Methods: This was a single-center, multimodal project designed to examine the impact of an educational intervention using a pre- and post-survey and an in-room assessment tool, as well as fifteen patient chart audits as measurement to determine 1) if there was an improvement in baseline knowledge and confidence regarding use of the UK Ventilator Separation Protocol among the trauma ICU nurses, 2) how often did the trauma ICU nurses adhere to using the UK Ventilator Separation Protocol, and 3) if there was improvement in patient mechanical ventilator days and ICU length of stays. Descriptive statistics like means, standard deviations, medians, and interquartile ranges were used to compare nursing knowledge and confidence. Demographic variables such as age, gender, body mass index (BMI), ethnicity, tobacco use, and comorbidities including chronic obstructive pulmonary disease (COPD), hypertension (HTN), hyperlipidemia (HLD), type 2 diabetes mellitus (T2DM), and heart failure with reduced ejection fraction (HFrEF) were used to compare mechanical ventilator days and ICU length of stays. Two-sample t-tests, chi-square tests, and Mann-Whitney U tests via SPSS software were used to analyze the data and interpret significance to clinical practice.

* Recorded data

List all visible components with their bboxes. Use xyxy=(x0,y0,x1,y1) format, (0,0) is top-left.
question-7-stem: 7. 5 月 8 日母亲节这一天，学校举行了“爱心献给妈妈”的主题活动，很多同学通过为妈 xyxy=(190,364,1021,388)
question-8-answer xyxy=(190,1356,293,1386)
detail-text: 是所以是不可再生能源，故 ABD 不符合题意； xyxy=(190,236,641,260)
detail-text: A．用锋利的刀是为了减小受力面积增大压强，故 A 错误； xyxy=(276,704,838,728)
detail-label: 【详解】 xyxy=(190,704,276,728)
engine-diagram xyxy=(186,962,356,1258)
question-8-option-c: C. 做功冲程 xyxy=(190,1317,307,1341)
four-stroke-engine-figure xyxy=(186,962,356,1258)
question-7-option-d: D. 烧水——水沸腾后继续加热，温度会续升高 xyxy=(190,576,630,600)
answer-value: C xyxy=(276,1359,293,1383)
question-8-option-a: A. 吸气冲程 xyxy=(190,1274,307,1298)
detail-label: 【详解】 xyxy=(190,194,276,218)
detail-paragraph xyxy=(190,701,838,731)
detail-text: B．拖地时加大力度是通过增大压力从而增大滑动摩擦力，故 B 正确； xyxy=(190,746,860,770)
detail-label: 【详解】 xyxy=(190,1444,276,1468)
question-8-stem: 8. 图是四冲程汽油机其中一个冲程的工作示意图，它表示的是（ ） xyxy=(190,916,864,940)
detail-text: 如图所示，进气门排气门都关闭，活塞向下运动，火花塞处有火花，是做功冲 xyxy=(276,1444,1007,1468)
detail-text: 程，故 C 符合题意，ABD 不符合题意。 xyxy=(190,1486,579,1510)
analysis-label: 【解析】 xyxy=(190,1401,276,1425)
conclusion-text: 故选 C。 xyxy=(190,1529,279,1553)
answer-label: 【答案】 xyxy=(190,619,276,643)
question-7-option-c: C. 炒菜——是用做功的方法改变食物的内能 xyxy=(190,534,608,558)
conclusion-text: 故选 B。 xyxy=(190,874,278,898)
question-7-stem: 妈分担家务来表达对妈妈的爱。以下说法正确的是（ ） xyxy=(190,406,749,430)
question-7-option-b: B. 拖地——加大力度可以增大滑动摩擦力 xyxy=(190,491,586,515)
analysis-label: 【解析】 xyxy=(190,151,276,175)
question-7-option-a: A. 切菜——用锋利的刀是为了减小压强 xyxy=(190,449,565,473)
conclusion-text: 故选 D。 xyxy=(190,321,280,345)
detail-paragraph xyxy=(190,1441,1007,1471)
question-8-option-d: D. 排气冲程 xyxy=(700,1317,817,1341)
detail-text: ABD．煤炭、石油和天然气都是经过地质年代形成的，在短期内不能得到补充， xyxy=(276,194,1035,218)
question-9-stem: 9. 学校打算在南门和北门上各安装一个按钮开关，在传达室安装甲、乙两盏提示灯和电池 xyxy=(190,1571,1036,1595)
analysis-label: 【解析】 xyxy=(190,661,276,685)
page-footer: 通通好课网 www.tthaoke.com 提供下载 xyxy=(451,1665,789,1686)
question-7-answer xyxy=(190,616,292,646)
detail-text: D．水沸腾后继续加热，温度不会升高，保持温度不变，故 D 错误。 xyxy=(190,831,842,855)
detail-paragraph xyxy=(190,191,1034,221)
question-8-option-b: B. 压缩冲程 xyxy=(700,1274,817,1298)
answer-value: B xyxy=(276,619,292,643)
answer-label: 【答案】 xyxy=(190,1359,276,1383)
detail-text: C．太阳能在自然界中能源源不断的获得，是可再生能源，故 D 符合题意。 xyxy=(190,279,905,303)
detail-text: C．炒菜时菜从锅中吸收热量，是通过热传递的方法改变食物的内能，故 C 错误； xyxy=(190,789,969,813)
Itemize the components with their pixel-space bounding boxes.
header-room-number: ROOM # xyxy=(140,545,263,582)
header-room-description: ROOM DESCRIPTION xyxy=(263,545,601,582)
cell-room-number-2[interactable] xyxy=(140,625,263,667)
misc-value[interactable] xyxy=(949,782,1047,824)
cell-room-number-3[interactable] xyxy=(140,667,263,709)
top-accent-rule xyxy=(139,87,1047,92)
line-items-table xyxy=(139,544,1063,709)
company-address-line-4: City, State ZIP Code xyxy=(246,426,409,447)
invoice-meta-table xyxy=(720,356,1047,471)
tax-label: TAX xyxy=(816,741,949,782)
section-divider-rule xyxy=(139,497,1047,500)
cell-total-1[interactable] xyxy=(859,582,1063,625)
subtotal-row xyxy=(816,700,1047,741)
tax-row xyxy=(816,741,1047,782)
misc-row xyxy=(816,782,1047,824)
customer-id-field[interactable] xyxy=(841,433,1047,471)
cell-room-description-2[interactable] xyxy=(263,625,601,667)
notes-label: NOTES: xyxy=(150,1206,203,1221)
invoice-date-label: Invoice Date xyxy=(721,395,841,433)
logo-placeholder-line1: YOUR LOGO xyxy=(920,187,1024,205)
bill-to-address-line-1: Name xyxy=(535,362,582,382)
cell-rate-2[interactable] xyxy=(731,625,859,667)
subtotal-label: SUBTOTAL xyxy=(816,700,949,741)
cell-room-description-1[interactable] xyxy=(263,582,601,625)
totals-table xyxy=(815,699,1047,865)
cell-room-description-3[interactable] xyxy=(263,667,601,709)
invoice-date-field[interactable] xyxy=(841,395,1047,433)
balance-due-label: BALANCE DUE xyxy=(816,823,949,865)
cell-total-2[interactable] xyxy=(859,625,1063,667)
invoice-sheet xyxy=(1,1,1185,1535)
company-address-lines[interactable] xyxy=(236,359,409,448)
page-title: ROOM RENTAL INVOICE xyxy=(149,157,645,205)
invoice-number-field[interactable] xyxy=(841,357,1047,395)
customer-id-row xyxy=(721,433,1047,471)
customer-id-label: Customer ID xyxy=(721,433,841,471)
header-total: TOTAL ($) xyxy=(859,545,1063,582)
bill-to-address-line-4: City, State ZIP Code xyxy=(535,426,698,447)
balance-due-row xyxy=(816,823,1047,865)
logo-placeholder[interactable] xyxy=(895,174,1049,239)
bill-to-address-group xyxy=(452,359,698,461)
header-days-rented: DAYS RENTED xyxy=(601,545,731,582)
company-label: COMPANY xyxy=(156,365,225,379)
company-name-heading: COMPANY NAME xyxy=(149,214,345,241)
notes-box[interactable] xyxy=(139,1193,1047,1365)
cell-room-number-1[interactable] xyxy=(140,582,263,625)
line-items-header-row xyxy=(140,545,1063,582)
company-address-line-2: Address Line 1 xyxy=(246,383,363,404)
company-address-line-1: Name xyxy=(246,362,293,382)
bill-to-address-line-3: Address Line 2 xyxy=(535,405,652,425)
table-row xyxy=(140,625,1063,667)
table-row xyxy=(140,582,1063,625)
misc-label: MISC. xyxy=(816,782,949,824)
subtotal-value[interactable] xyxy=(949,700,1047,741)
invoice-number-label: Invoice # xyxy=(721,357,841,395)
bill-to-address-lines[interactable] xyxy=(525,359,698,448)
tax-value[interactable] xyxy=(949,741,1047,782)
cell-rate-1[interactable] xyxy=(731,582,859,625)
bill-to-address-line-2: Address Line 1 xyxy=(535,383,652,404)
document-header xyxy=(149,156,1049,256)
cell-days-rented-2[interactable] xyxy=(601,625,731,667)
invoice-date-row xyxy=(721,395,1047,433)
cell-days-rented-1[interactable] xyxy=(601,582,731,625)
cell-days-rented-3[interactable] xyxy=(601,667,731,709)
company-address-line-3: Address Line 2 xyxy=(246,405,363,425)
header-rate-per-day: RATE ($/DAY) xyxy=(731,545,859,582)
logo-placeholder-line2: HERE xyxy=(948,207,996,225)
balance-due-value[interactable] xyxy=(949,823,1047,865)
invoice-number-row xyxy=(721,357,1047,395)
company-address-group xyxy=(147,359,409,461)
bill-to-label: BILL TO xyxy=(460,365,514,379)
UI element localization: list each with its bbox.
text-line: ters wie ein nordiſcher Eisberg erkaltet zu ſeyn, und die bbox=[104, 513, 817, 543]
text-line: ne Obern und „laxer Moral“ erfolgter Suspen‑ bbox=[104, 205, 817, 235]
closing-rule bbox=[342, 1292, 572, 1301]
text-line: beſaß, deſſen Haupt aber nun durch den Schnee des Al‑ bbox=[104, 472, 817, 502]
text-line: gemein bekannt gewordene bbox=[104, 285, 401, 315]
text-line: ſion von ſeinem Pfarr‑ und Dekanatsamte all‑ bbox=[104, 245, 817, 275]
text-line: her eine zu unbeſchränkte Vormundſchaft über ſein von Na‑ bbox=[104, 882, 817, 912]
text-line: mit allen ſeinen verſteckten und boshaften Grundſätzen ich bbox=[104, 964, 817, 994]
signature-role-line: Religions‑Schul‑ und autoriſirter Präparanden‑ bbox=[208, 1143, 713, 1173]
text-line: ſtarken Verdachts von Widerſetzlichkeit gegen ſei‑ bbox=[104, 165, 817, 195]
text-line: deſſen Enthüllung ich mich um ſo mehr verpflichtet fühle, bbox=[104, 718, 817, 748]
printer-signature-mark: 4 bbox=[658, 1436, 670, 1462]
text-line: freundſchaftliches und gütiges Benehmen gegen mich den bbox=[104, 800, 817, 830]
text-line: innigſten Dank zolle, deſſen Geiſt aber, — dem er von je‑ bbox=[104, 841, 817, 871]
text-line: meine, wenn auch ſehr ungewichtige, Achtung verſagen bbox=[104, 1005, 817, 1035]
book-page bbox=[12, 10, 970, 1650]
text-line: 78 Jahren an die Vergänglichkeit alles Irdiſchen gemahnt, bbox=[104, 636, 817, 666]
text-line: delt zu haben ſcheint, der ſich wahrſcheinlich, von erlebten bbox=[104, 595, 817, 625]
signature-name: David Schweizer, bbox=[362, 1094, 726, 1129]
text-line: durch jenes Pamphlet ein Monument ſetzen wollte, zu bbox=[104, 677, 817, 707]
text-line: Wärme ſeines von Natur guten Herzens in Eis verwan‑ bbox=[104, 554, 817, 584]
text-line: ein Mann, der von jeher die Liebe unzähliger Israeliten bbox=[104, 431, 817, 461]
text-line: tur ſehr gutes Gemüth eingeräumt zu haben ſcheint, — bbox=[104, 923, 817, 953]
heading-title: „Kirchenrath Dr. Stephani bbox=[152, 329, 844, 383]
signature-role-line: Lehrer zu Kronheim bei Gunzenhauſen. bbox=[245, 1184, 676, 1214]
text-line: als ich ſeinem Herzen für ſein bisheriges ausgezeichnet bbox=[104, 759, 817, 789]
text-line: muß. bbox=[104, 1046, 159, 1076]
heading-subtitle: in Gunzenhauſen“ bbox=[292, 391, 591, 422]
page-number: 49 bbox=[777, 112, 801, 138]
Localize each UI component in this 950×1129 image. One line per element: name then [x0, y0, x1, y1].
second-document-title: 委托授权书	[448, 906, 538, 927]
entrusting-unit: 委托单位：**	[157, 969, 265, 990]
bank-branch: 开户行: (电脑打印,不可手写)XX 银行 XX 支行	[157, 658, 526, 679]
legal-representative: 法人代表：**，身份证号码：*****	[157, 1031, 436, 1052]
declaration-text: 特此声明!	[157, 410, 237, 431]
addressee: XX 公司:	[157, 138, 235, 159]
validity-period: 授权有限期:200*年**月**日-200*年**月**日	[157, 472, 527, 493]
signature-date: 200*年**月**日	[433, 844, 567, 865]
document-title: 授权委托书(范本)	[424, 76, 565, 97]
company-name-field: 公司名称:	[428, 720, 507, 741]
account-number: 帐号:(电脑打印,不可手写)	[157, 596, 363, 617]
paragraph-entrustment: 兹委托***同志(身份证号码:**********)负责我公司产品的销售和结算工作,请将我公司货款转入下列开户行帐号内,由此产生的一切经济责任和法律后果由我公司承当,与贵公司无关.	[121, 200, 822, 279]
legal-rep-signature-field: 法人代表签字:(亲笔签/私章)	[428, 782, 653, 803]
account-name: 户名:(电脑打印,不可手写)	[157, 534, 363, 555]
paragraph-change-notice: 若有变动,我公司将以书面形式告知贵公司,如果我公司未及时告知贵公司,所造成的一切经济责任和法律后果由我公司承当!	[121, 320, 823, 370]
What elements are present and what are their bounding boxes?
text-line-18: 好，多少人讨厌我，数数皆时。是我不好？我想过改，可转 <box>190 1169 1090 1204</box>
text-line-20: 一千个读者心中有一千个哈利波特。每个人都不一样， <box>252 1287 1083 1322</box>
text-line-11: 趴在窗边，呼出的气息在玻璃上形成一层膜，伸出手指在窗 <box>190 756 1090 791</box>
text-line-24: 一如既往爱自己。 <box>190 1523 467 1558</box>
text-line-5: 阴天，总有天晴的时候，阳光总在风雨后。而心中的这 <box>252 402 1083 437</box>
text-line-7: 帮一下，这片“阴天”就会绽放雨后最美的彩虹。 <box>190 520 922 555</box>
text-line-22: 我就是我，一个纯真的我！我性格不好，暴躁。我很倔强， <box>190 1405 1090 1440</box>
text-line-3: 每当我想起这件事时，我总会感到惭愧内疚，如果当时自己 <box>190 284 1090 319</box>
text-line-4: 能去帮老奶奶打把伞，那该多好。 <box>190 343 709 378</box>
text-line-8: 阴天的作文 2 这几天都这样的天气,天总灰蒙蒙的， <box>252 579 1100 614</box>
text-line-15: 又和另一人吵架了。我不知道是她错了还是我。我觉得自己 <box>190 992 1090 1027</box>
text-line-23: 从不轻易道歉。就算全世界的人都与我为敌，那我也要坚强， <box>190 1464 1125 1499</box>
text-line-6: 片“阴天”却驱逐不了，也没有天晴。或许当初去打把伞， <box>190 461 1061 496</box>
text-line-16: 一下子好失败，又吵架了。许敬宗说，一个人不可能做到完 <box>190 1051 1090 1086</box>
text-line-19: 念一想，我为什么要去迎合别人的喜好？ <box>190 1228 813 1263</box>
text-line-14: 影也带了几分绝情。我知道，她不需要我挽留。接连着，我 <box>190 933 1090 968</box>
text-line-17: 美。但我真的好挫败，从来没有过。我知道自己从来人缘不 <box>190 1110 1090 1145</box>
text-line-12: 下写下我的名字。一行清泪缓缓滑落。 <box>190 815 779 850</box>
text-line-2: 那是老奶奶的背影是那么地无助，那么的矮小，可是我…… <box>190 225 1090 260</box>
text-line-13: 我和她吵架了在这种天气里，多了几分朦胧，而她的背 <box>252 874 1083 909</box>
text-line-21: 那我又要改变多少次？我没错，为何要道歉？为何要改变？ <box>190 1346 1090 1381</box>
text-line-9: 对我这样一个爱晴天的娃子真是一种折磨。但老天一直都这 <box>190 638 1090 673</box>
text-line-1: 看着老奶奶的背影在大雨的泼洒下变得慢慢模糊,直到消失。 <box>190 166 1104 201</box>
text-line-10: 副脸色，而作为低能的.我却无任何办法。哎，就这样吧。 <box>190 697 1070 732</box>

* What this task involves
Copy out the full methods passage about the ventilator separation protocol study above, word for word.

* Response
Methods: This was a single-center, multimodal project designed to examine the impact of an educational intervention using a pre- and post-survey and an in-room assessment tool, as well as fifteen patient chart audits as measurement to determine 1) if there was an improvement in baseline knowledge and confidence regarding use of the UK Ventilator Separation Protocol among the trauma ICU nurses, 2) how often did the trauma ICU nurses adhere to using the UK Ventilator Separation Protocol, and 3) if there was improvement in patient mechanical ventilator days and ICU length of stays. Descriptive statistics like means, standard deviations, medians, and interquartile ranges were used to compare nursing knowledge and confidence. Demographic variables such as age, gender, body mass index (BMI), ethnicity, tobacco use, and comorbidities including chronic obstructive pulmonary disease (COPD), hypertension (HTN), hyperlipidemia (HLD), type 2 diabetes mellitus (T2DM), and heart failure with reduced ejection fraction (HFrEF) were used to compare mechanical ventilator days and ICU length of stays. Two-sample t-tests, chi-square tests, and Mann-Whitney U tests via SPSS software were used to analyze the data and interpret significance to clinical practice.